### [YOUR INSTRUCTIONS]
Find the number of lines below in which the word "chaining" appears, and write that number only.

Records from a dataset:
■ ■ ■
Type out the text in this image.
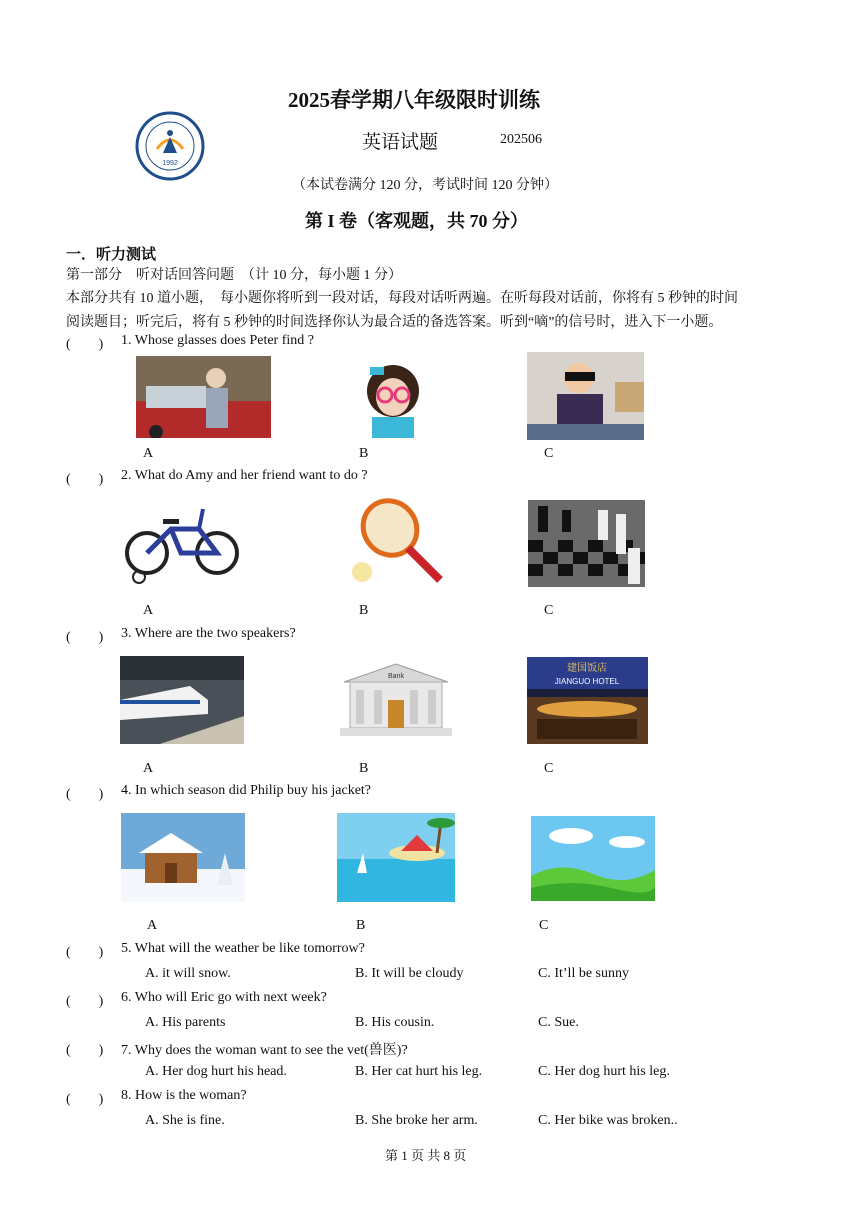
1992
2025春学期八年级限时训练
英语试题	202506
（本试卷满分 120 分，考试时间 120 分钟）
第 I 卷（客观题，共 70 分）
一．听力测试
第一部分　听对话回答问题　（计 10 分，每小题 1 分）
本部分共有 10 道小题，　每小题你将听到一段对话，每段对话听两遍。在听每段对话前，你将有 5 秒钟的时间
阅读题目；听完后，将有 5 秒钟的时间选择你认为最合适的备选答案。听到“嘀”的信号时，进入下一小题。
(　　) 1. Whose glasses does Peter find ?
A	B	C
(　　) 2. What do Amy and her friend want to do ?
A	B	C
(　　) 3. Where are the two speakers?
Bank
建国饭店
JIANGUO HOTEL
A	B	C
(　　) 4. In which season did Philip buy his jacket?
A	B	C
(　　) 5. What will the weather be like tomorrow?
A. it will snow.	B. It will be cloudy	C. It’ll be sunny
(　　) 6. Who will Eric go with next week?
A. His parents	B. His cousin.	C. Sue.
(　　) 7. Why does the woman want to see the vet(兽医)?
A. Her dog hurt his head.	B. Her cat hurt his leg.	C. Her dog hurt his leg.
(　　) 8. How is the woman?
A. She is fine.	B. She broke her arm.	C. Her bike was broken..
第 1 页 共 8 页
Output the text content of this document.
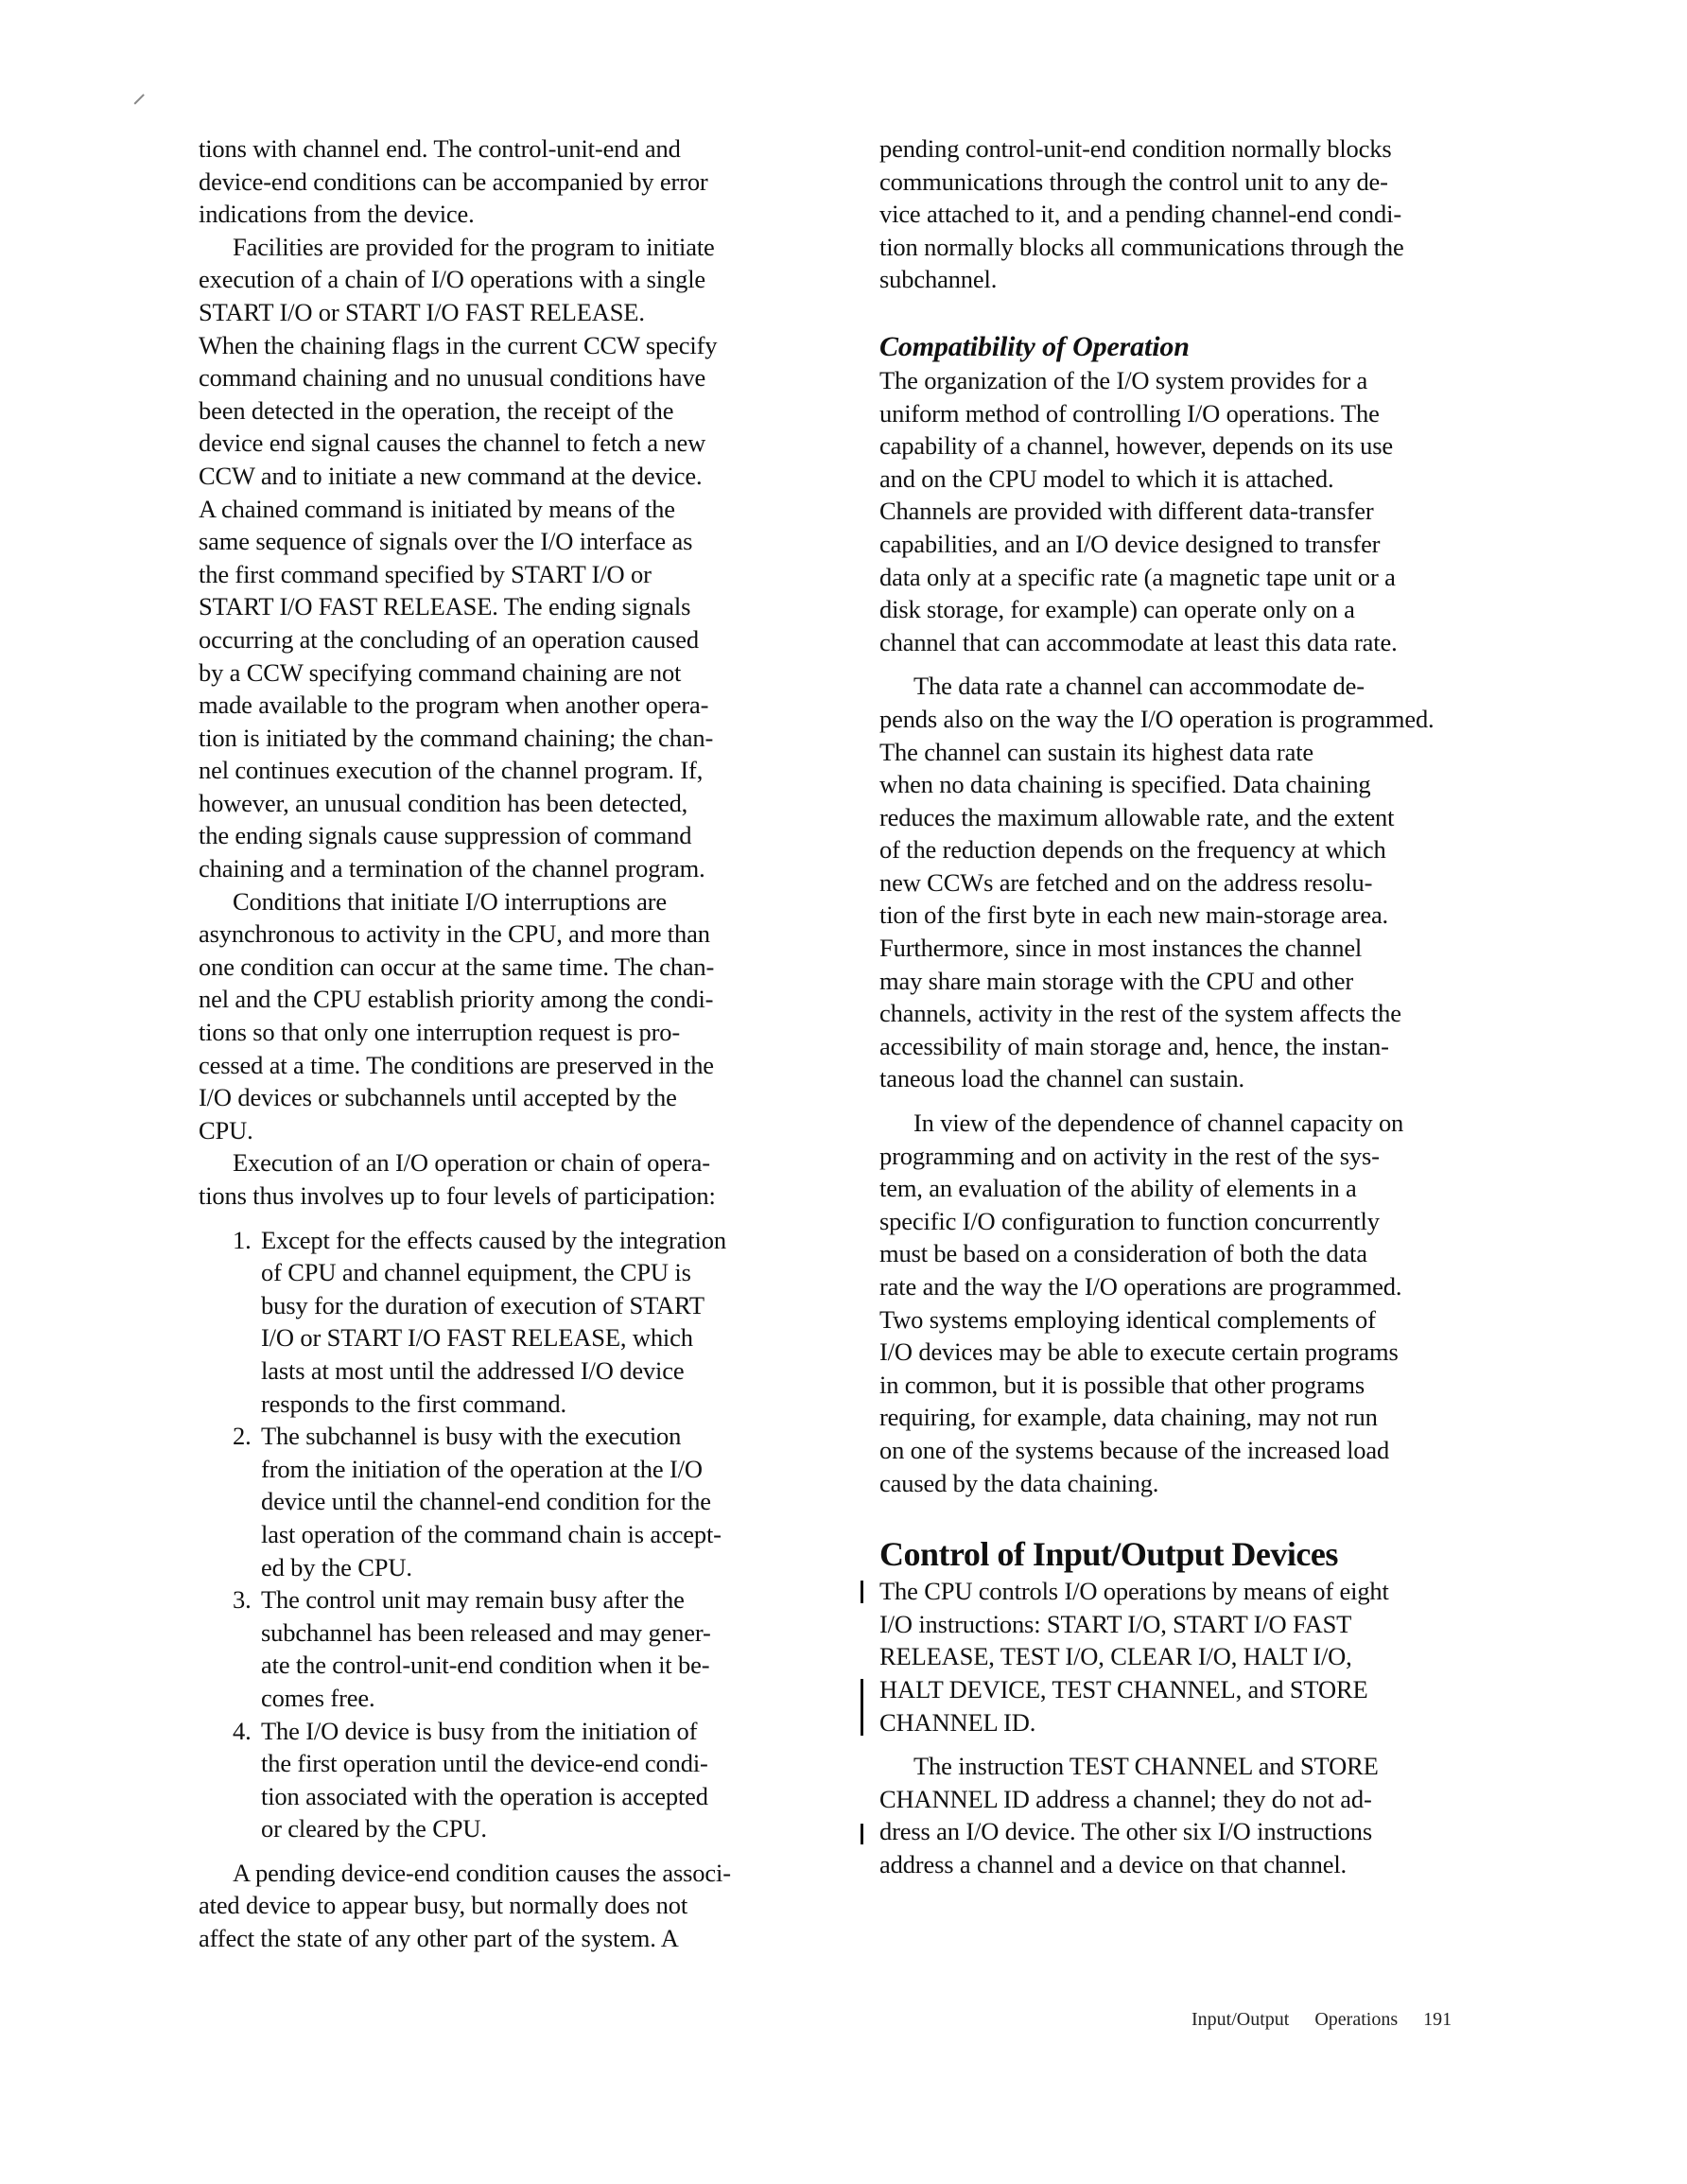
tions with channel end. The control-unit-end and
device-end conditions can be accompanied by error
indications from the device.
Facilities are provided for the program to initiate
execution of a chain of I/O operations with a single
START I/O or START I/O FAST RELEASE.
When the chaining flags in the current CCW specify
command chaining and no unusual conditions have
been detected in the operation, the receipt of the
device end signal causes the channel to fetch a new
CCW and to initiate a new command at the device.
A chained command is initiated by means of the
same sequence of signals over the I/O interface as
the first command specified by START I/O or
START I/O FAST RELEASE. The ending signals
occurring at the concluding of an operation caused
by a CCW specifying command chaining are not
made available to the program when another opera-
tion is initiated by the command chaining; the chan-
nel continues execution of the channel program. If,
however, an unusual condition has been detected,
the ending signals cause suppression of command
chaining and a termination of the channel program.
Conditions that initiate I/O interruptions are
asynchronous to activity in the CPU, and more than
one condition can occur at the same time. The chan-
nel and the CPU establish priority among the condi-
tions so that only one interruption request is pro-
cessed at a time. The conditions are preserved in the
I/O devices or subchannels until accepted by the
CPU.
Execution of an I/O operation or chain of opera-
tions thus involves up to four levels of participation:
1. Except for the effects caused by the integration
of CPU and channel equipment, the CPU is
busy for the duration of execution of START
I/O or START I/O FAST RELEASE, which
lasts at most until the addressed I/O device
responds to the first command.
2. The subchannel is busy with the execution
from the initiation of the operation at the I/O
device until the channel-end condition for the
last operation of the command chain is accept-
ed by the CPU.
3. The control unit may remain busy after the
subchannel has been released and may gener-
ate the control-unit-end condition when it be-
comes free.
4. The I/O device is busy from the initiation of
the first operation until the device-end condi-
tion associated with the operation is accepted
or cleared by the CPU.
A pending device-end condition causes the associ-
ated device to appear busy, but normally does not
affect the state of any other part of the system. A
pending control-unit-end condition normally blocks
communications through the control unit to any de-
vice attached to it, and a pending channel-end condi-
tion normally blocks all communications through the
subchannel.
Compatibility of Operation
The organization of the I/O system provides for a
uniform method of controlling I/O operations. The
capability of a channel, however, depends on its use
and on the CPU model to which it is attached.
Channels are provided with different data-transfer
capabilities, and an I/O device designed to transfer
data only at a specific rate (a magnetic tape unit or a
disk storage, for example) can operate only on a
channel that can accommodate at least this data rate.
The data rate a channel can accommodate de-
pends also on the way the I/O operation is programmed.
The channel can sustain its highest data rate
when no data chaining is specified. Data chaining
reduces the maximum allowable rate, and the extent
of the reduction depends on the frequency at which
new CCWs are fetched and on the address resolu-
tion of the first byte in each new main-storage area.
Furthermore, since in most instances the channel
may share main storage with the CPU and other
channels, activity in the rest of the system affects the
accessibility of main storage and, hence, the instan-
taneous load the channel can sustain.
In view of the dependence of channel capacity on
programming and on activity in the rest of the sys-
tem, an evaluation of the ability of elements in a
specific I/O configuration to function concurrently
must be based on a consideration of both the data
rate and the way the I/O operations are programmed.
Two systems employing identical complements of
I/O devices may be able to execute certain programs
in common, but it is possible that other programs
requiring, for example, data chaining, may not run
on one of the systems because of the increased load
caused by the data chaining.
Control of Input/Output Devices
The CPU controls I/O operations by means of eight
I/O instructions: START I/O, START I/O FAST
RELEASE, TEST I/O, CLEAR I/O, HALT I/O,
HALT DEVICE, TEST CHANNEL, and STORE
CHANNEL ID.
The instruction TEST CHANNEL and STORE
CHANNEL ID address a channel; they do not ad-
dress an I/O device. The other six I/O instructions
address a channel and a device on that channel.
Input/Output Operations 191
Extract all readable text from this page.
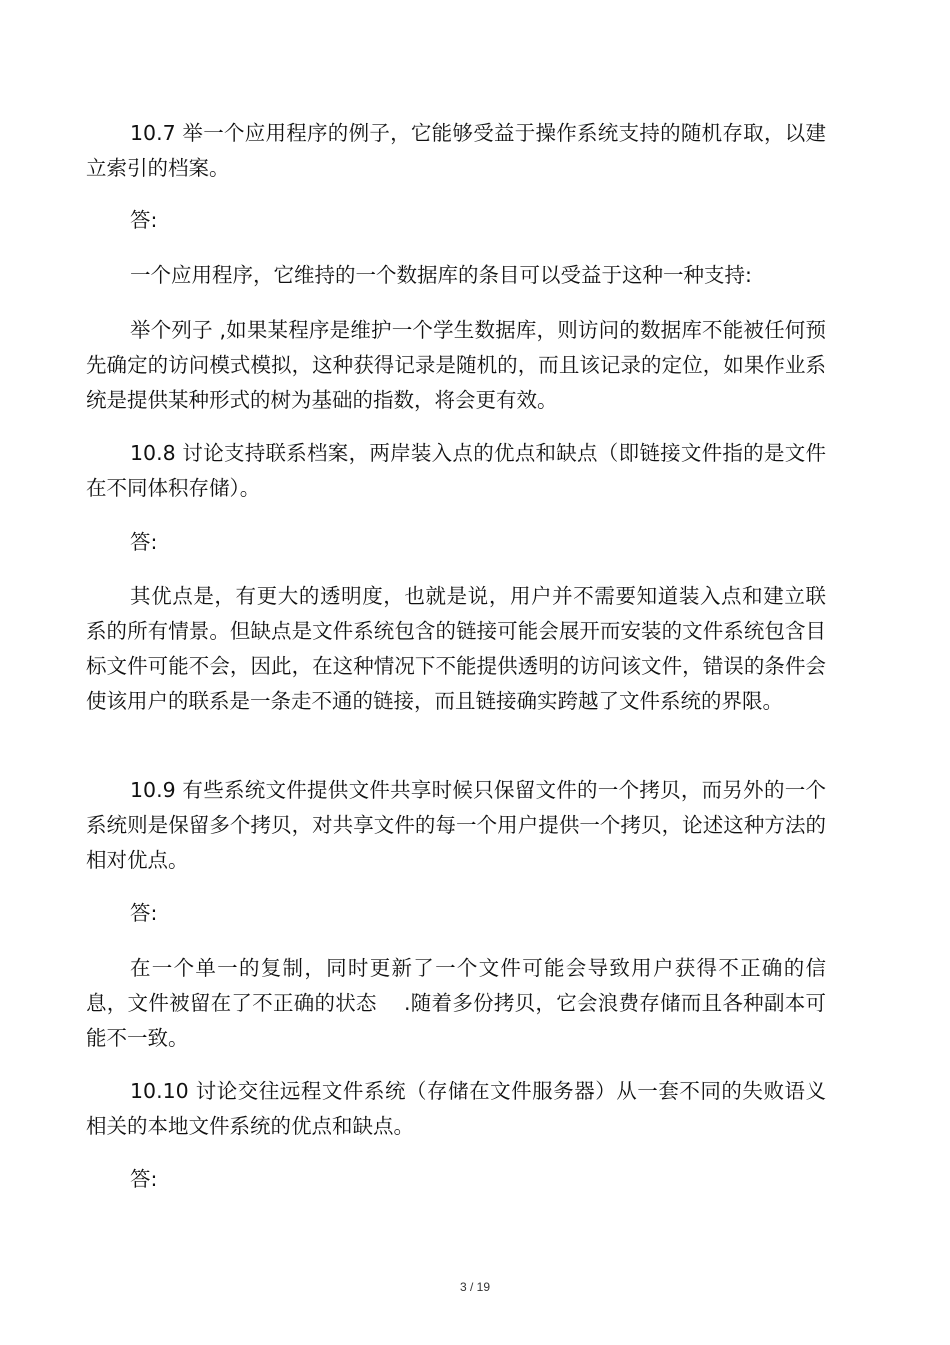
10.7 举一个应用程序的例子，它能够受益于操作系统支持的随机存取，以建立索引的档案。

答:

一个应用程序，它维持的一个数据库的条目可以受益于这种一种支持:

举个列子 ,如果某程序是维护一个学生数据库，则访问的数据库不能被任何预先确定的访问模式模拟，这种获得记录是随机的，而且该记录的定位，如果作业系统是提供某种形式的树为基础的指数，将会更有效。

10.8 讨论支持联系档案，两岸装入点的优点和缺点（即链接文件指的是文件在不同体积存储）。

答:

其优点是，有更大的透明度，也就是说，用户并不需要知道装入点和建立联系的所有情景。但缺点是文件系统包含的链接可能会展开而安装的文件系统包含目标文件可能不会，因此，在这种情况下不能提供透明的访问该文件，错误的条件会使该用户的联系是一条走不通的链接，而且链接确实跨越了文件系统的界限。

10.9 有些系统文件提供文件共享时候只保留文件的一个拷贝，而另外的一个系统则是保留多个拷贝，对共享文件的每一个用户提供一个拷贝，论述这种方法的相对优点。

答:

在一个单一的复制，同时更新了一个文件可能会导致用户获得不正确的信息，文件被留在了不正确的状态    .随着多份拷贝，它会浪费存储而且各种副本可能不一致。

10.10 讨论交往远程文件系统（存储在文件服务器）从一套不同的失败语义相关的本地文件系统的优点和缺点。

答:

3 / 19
■ ■ ■
### [TASK ANSWER]
8